*Work to do*:
Retype every entry in its entirety, without alteration.

*Given records*:
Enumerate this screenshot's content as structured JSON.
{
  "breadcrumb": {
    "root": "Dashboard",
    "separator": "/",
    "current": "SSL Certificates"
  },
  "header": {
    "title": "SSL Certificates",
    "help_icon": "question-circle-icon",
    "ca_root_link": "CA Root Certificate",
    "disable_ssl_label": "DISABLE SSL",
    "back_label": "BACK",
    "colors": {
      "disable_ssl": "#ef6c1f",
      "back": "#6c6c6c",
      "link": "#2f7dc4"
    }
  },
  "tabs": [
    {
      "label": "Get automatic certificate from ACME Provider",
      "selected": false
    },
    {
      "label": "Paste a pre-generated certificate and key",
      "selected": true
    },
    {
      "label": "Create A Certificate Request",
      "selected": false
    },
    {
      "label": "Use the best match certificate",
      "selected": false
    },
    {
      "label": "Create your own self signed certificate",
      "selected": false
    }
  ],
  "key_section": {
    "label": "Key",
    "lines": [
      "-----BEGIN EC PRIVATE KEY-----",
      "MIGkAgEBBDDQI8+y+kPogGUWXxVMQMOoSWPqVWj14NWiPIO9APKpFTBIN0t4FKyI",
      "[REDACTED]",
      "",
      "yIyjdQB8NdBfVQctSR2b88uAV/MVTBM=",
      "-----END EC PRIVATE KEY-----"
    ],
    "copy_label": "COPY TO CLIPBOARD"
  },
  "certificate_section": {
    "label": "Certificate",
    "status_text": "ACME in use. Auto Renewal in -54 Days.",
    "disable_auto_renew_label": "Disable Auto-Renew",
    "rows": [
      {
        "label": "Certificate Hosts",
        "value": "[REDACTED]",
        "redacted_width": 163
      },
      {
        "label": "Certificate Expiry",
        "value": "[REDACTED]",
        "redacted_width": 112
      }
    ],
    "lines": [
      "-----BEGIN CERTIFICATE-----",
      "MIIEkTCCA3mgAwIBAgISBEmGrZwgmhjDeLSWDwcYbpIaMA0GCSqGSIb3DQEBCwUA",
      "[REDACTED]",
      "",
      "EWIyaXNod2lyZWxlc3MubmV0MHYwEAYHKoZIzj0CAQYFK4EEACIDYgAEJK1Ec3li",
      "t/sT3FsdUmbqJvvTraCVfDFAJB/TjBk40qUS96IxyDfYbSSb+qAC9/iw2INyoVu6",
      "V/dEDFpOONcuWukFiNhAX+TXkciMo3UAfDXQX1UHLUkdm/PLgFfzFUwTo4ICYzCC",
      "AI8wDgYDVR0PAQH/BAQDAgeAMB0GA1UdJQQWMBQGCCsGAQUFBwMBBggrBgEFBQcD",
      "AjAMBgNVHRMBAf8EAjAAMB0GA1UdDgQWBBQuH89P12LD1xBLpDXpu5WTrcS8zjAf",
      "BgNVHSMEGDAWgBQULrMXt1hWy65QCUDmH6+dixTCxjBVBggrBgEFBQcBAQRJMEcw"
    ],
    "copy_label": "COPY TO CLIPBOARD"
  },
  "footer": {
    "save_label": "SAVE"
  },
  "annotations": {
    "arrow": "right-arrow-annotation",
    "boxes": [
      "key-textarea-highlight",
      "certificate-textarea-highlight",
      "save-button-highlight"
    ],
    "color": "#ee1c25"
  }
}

*Exercise result*:
Enumerate this screenshot's content as structured JSON.
{
  "breadcrumb": {
    "root": "Dashboard",
    "separator": "/",
    "current": "SSL Certificates"
  },
  "header": {
    "title": "SSL Certificates",
    "help_icon": "question-circle-icon",
    "ca_root_link": "CA Root Certificate",
    "disable_ssl_label": "DISABLE SSL",
    "back_label": "BACK",
    "colors": {
      "disable_ssl": "#ef6c1f",
      "back": "#6c6c6c",
      "link": "#2f7dc4"
    }
  },
  "tabs": [
    {
      "label": "Get automatic certificate from ACME Provider",
      "selected": false
    },
    {
      "label": "Paste a pre-generated certificate and key",
      "selected": true
    },
    {
      "label": "Create A Certificate Request",
      "selected": false
    },
    {
      "label": "Use the best match certificate",
      "selected": false
    },
    {
      "label": "Create your own self signed certificate",
      "selected": false
    }
  ],
  "key_section": {
    "label": "Key",
    "lines": [
      "-----BEGIN EC PRIVATE KEY-----",
      "MIGkAgEBBDDQI8+y+kPogGUWXxVMQMOoSWPqVWj14NWiPIO9APKpFTBIN0t4FKyI",
      "[REDACTED]",
      "",
      "yIyjdQB8NdBfVQctSR2b88uAV/MVTBM=",
      "-----END EC PRIVATE KEY-----"
    ],
    "copy_label": "COPY TO CLIPBOARD"
  },
  "certificate_section": {
    "label": "Certificate",
    "status_text": "ACME in use. Auto Renewal in -54 Days.",
    "disable_auto_renew_label": "Disable Auto-Renew",
    "rows": [
      {
        "label": "Certificate Hosts",
        "value": "[REDACTED]",
        "redacted_width": 163
      },
      {
        "label": "Certificate Expiry",
        "value": "[REDACTED]",
        "redacted_width": 112
      }
    ],
    "lines": [
      "-----BEGIN CERTIFICATE-----",
      "MIIEkTCCA3mgAwIBAgISBEmGrZwgmhjDeLSWDwcYbpIaMA0GCSqGSIb3DQEBCwUA",
      "[REDACTED]",
      "",
      "EWIyaXNod2lyZWxlc3MubmV0MHYwEAYHKoZIzj0CAQYFK4EEACIDYgAEJK1Ec3li",
      "t/sT3FsdUmbqJvvTraCVfDFAJB/TjBk40qUS96IxyDfYbSSb+qAC9/iw2INyoVu6",
      "V/dEDFpOONcuWukFiNhAX+TXkciMo3UAfDXQX1UHLUkdm/PLgFfzFUwTo4ICYzCC",
      "AI8wDgYDVR0PAQH/BAQDAgeAMB0GA1UdJQQWMBQGCCsGAQUFBwMBBggrBgEFBQcD",
      "AjAMBgNVHRMBAf8EAjAAMB0GA1UdDgQWBBQuH89P12LD1xBLpDXpu5WTrcS8zjAf",
      "BgNVHSMEGDAWgBQULrMXt1hWy65QCUDmH6+dixTCxjBVBggrBgEFBQcBAQRJMEcw"
    ],
    "copy_label": "COPY TO CLIPBOARD"
  },
  "footer": {
    "save_label": "SAVE"
  },
  "annotations": {
    "arrow": "right-arrow-annotation",
    "boxes": [
      "key-textarea-highlight",
      "certificate-textarea-highlight",
      "save-button-highlight"
    ],
    "color": "#ee1c25"
  }
}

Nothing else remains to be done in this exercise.